> The exercise
Write out the full set of records exactly. Any pictures in them do not belong in the copy.

> Records supplied
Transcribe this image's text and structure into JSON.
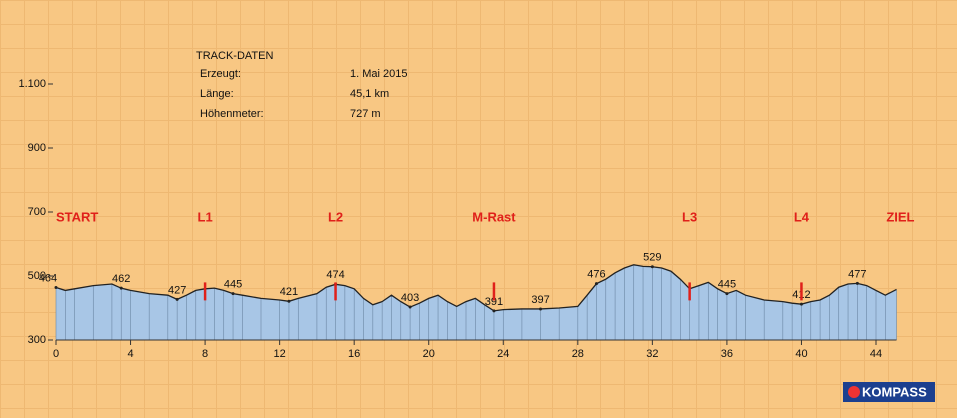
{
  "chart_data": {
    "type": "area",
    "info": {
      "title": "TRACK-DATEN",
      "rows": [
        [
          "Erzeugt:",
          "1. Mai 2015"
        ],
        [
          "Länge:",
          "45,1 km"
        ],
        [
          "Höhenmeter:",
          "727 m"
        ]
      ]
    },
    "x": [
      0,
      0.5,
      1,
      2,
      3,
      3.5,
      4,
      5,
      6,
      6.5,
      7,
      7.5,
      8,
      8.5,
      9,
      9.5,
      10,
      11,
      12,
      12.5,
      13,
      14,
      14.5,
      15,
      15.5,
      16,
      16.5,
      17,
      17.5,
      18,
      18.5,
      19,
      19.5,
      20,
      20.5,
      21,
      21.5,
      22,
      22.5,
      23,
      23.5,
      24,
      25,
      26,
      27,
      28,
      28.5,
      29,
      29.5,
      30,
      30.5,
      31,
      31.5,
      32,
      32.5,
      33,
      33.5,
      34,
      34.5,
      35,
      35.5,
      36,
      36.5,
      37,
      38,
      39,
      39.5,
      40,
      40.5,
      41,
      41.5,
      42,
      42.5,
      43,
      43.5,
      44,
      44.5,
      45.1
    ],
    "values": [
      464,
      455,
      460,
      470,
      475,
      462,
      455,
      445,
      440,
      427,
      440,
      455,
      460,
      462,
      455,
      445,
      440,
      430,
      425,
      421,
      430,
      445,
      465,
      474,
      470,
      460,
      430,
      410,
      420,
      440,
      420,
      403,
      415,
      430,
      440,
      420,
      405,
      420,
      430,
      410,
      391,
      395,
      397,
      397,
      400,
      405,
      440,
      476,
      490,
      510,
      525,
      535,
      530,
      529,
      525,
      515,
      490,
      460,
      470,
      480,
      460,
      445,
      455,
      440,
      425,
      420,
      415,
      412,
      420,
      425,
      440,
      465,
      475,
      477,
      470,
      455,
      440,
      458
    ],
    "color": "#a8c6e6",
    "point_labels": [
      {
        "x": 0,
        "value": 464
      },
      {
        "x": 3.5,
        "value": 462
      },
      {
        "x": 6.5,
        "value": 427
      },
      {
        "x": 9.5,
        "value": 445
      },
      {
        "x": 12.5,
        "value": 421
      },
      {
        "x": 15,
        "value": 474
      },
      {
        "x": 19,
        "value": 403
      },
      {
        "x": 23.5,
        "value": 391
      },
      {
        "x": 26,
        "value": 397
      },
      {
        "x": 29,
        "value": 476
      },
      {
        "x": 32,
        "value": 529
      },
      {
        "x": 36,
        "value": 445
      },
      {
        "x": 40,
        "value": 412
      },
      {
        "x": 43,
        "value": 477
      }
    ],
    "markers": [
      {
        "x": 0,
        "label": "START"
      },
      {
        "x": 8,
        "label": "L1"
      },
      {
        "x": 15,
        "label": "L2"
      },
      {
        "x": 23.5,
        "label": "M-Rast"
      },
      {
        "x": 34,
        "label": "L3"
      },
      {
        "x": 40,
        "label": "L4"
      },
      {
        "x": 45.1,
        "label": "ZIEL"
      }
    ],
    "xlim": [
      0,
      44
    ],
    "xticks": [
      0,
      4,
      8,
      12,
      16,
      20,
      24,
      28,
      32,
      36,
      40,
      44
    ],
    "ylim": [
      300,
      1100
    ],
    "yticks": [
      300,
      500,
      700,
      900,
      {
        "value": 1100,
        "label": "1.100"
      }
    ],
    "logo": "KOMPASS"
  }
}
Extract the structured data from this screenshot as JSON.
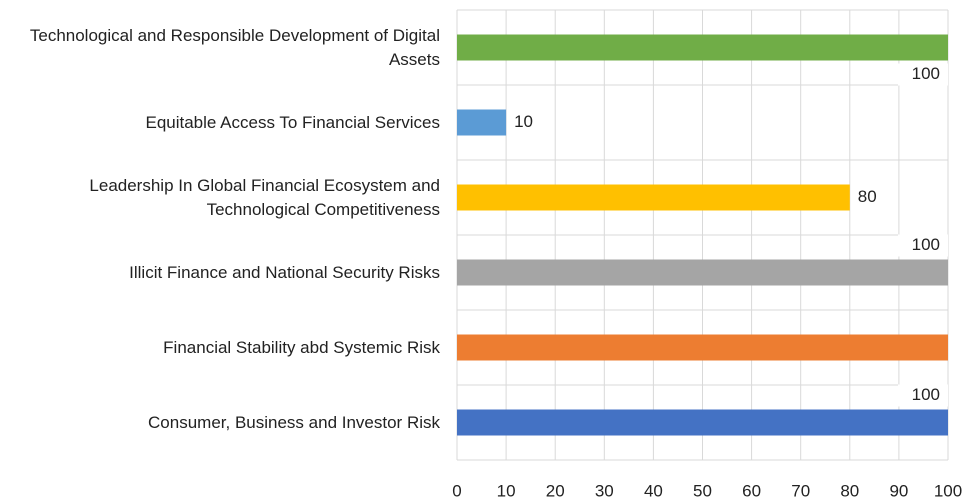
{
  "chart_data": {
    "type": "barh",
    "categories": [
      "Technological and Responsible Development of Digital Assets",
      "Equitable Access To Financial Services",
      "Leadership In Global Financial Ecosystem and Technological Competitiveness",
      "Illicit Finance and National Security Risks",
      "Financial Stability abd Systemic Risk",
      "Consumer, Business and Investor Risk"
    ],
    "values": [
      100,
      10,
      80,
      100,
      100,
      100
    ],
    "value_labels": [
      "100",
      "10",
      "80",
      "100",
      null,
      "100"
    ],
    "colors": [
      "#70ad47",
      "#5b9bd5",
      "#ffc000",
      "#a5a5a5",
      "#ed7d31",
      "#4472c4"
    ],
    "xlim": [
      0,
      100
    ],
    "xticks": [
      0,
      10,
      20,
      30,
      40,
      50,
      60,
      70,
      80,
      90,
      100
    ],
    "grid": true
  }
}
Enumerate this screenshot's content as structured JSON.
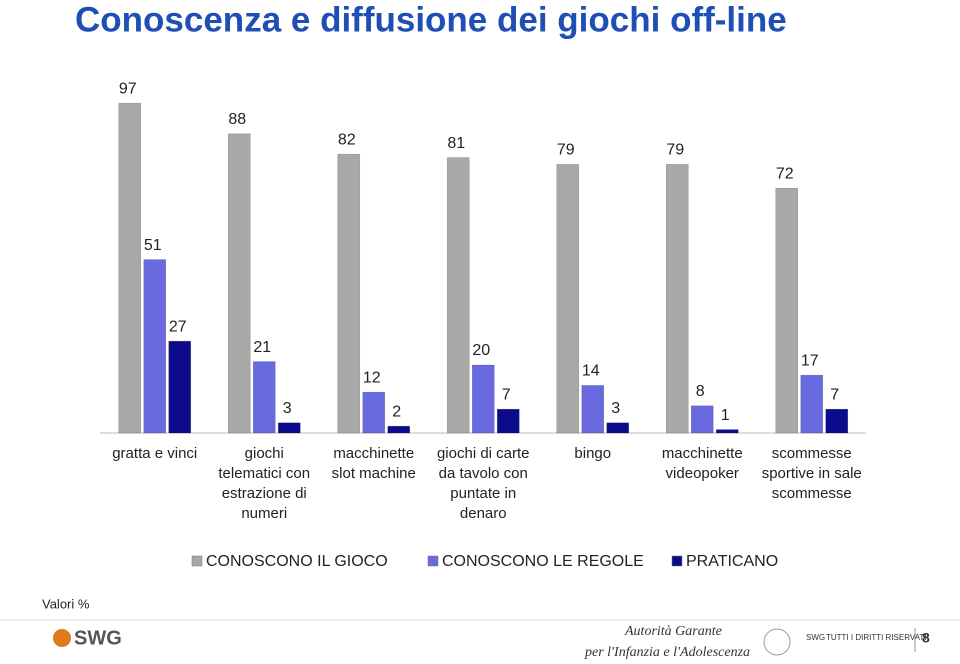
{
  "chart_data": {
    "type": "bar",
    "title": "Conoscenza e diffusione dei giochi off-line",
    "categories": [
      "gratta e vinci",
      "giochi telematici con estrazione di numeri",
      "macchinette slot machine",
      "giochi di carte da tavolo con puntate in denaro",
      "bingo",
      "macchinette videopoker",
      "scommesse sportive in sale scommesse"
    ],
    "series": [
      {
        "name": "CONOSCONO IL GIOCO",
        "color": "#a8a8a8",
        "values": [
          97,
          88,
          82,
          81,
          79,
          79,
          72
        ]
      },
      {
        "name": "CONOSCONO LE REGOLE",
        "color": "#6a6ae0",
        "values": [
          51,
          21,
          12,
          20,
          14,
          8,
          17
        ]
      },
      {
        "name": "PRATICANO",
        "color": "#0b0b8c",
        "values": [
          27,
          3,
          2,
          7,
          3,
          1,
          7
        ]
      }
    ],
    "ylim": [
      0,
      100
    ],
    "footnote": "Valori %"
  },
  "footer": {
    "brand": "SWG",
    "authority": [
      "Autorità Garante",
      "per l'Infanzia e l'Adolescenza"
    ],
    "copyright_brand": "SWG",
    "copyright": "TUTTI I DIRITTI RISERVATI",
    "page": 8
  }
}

> Full response
Transcribe this image's text and structure into JSON.
{
  "chart_data": {
    "type": "area",
    "info": {
      "title": "TRACK-DATEN",
      "rows": [
        [
          "Erzeugt:",
          "1. Mai 2015"
        ],
        [
          "Länge:",
          "45,1 km"
        ],
        [
          "Höhenmeter:",
          "727 m"
        ]
      ]
    },
    "x": [
      0,
      0.5,
      1,
      2,
      3,
      3.5,
      4,
      5,
      6,
      6.5,
      7,
      7.5,
      8,
      8.5,
      9,
      9.5,
      10,
      11,
      12,
      12.5,
      13,
      14,
      14.5,
      15,
      15.5,
      16,
      16.5,
      17,
      17.5,
      18,
      18.5,
      19,
      19.5,
      20,
      20.5,
      21,
      21.5,
      22,
      22.5,
      23,
      23.5,
      24,
      25,
      26,
      27,
      28,
      28.5,
      29,
      29.5,
      30,
      30.5,
      31,
      31.5,
      32,
      32.5,
      33,
      33.5,
      34,
      34.5,
      35,
      35.5,
      36,
      36.5,
      37,
      38,
      39,
      39.5,
      40,
      40.5,
      41,
      41.5,
      42,
      42.5,
      43,
      43.5,
      44,
      44.5,
      45.1
    ],
    "values": [
      464,
      455,
      460,
      470,
      475,
      462,
      455,
      445,
      440,
      427,
      440,
      455,
      460,
      462,
      455,
      445,
      440,
      430,
      425,
      421,
      430,
      445,
      465,
      474,
      470,
      460,
      430,
      410,
      420,
      440,
      420,
      403,
      415,
      430,
      440,
      420,
      405,
      420,
      430,
      410,
      391,
      395,
      397,
      397,
      400,
      405,
      440,
      476,
      490,
      510,
      525,
      535,
      530,
      529,
      525,
      515,
      490,
      460,
      470,
      480,
      460,
      445,
      455,
      440,
      425,
      420,
      415,
      412,
      420,
      425,
      440,
      465,
      475,
      477,
      470,
      455,
      440,
      458
    ],
    "color": "#a8c6e6",
    "point_labels": [
      {
        "x": 0,
        "value": 464
      },
      {
        "x": 3.5,
        "value": 462
      },
      {
        "x": 6.5,
        "value": 427
      },
      {
        "x": 9.5,
        "value": 445
      },
      {
        "x": 12.5,
        "value": 421
      },
      {
        "x": 15,
        "value": 474
      },
      {
        "x": 19,
        "value": 403
      },
      {
        "x": 23.5,
        "value": 391
      },
      {
        "x": 26,
        "value": 397
      },
      {
        "x": 29,
        "value": 476
      },
      {
        "x": 32,
        "value": 529
      },
      {
        "x": 36,
        "value": 445
      },
      {
        "x": 40,
        "value": 412
      },
      {
        "x": 43,
        "value": 477
      }
    ],
    "markers": [
      {
        "x": 0,
        "label": "START"
      },
      {
        "x": 8,
        "label": "L1"
      },
      {
        "x": 15,
        "label": "L2"
      },
      {
        "x": 23.5,
        "label": "M-Rast"
      },
      {
        "x": 34,
        "label": "L3"
      },
      {
        "x": 40,
        "label": "L4"
      },
      {
        "x": 45.1,
        "label": "ZIEL"
      }
    ],
    "xlim": [
      0,
      44
    ],
    "xticks": [
      0,
      4,
      8,
      12,
      16,
      20,
      24,
      28,
      32,
      36,
      40,
      44
    ],
    "ylim": [
      300,
      1100
    ],
    "yticks": [
      300,
      500,
      700,
      900,
      {
        "value": 1100,
        "label": "1.100"
      }
    ],
    "logo": "KOMPASS"
  }
}
Extract the structured data from this screenshot as JSON.
{
  "chart_data": {
    "type": "barh",
    "categories": [
      "Technological and Responsible Development of Digital Assets",
      "Equitable Access To Financial Services",
      "Leadership In Global Financial Ecosystem and Technological Competitiveness",
      "Illicit Finance and National Security Risks",
      "Financial Stability abd Systemic Risk",
      "Consumer, Business and Investor Risk"
    ],
    "values": [
      100,
      10,
      80,
      100,
      100,
      100
    ],
    "value_labels": [
      "100",
      "10",
      "80",
      "100",
      null,
      "100"
    ],
    "colors": [
      "#70ad47",
      "#5b9bd5",
      "#ffc000",
      "#a5a5a5",
      "#ed7d31",
      "#4472c4"
    ],
    "xlim": [
      0,
      100
    ],
    "xticks": [
      0,
      10,
      20,
      30,
      40,
      50,
      60,
      70,
      80,
      90,
      100
    ],
    "grid": true
  }
}
Enumerate this screenshot's content as structured JSON.
{
  "chart_data": {
    "type": "bar",
    "title": "Conoscenza e diffusione dei giochi off-line",
    "categories": [
      "gratta e vinci",
      "giochi telematici con estrazione di numeri",
      "macchinette slot machine",
      "giochi di carte da tavolo con puntate in denaro",
      "bingo",
      "macchinette videopoker",
      "scommesse sportive in sale scommesse"
    ],
    "series": [
      {
        "name": "CONOSCONO IL GIOCO",
        "color": "#a8a8a8",
        "values": [
          97,
          88,
          82,
          81,
          79,
          79,
          72
        ]
      },
      {
        "name": "CONOSCONO LE REGOLE",
        "color": "#6a6ae0",
        "values": [
          51,
          21,
          12,
          20,
          14,
          8,
          17
        ]
      },
      {
        "name": "PRATICANO",
        "color": "#0b0b8c",
        "values": [
          27,
          3,
          2,
          7,
          3,
          1,
          7
        ]
      }
    ],
    "ylim": [
      0,
      100
    ],
    "footnote": "Valori %"
  },
  "footer": {
    "brand": "SWG",
    "authority": [
      "Autorità Garante",
      "per l'Infanzia e l'Adolescenza"
    ],
    "copyright_brand": "SWG",
    "copyright": "TUTTI I DIRITTI RISERVATI",
    "page": 8
  }
}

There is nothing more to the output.